▶ **Task input**
■ ■ ■ ■ ■

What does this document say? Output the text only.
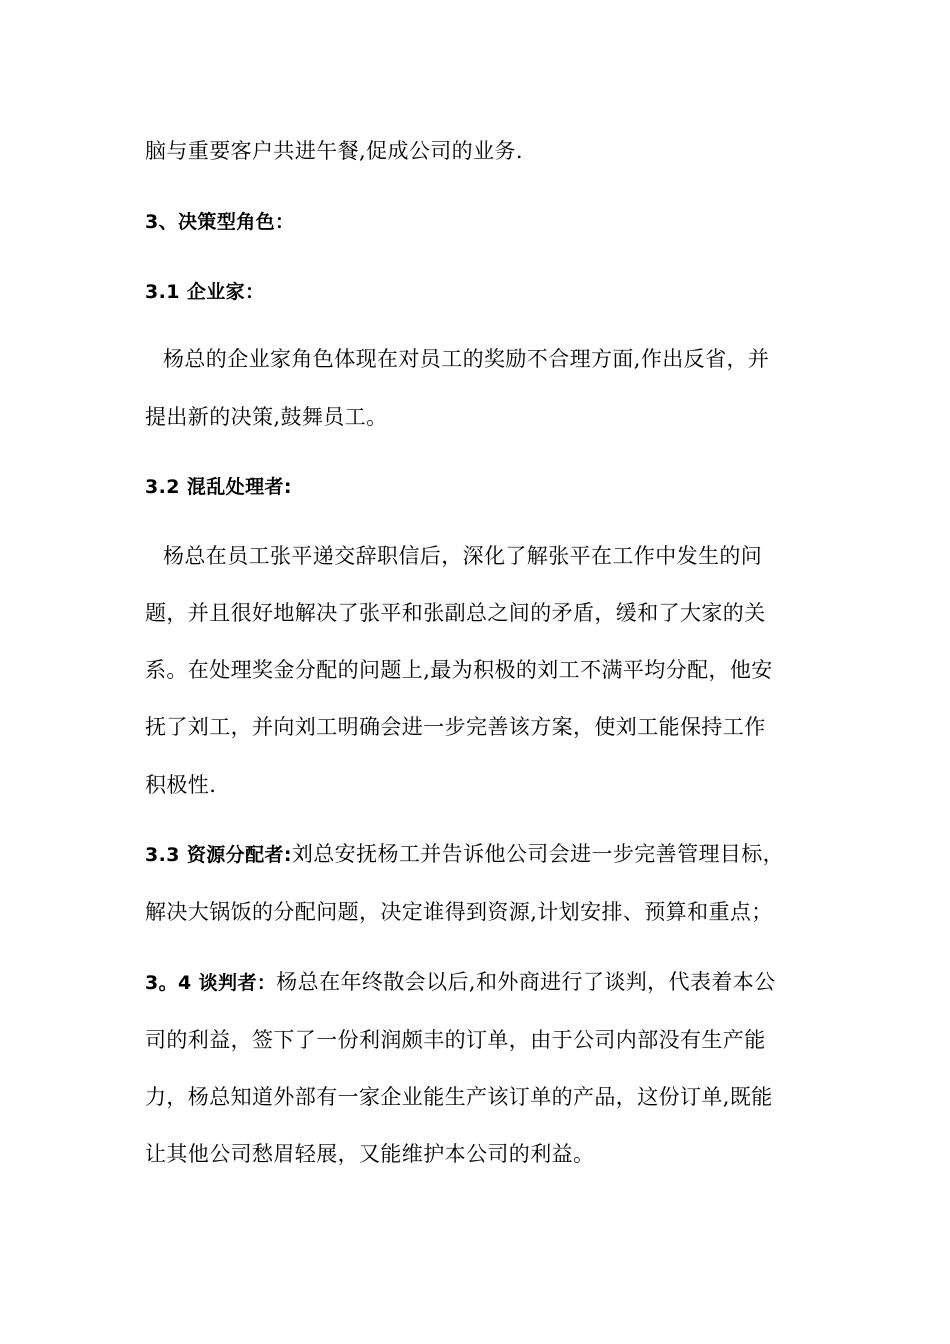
脑与重要客户共进午餐,促成公司的业务.
3、决策型角色：
3.1 企业家：
杨总的企业家角色体现在对员工的奖励不合理方面,作出反省，并
提出新的决策,鼓舞员工。
3.2 混乱处理者:
杨总在员工张平递交辞职信后，深化了解张平在工作中发生的问
题，并且很好地解决了张平和张副总之间的矛盾，缓和了大家的关
系。在处理奖金分配的问题上,最为积极的刘工不满平均分配，他安
抚了刘工，并向刘工明确会进一步完善该方案，使刘工能保持工作
积极性.
3.3 资源分配者:刘总安抚杨工并告诉他公司会进一步完善管理目标，
解决大锅饭的分配问题，决定谁得到资源,计划安排、预算和重点；
3。4 谈判者：杨总在年终散会以后,和外商进行了谈判，代表着本公
司的利益，签下了一份利润颇丰的订单，由于公司内部没有生产能
力，杨总知道外部有一家企业能生产该订单的产品，这份订单,既能
让其他公司愁眉轻展，又能维护本公司的利益。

■ ■ ■ ■ ■

▶ **Written exercise**
Transcribe every entry above exactly. Omit all pictures.

▶ **Solution to this exercise**
What does this document say? Output the text only.
脑与重要客户共进午餐,促成公司的业务.
3、决策型角色：
3.1 企业家：
杨总的企业家角色体现在对员工的奖励不合理方面,作出反省，并
提出新的决策,鼓舞员工。
3.2 混乱处理者:
杨总在员工张平递交辞职信后，深化了解张平在工作中发生的问
题，并且很好地解决了张平和张副总之间的矛盾，缓和了大家的关
系。在处理奖金分配的问题上,最为积极的刘工不满平均分配，他安
抚了刘工，并向刘工明确会进一步完善该方案，使刘工能保持工作
积极性.
3.3 资源分配者:刘总安抚杨工并告诉他公司会进一步完善管理目标，
解决大锅饭的分配问题，决定谁得到资源,计划安排、预算和重点；
3。4 谈判者：杨总在年终散会以后,和外商进行了谈判，代表着本公
司的利益，签下了一份利润颇丰的订单，由于公司内部没有生产能
力，杨总知道外部有一家企业能生产该订单的产品，这份订单,既能
让其他公司愁眉轻展，又能维护本公司的利益。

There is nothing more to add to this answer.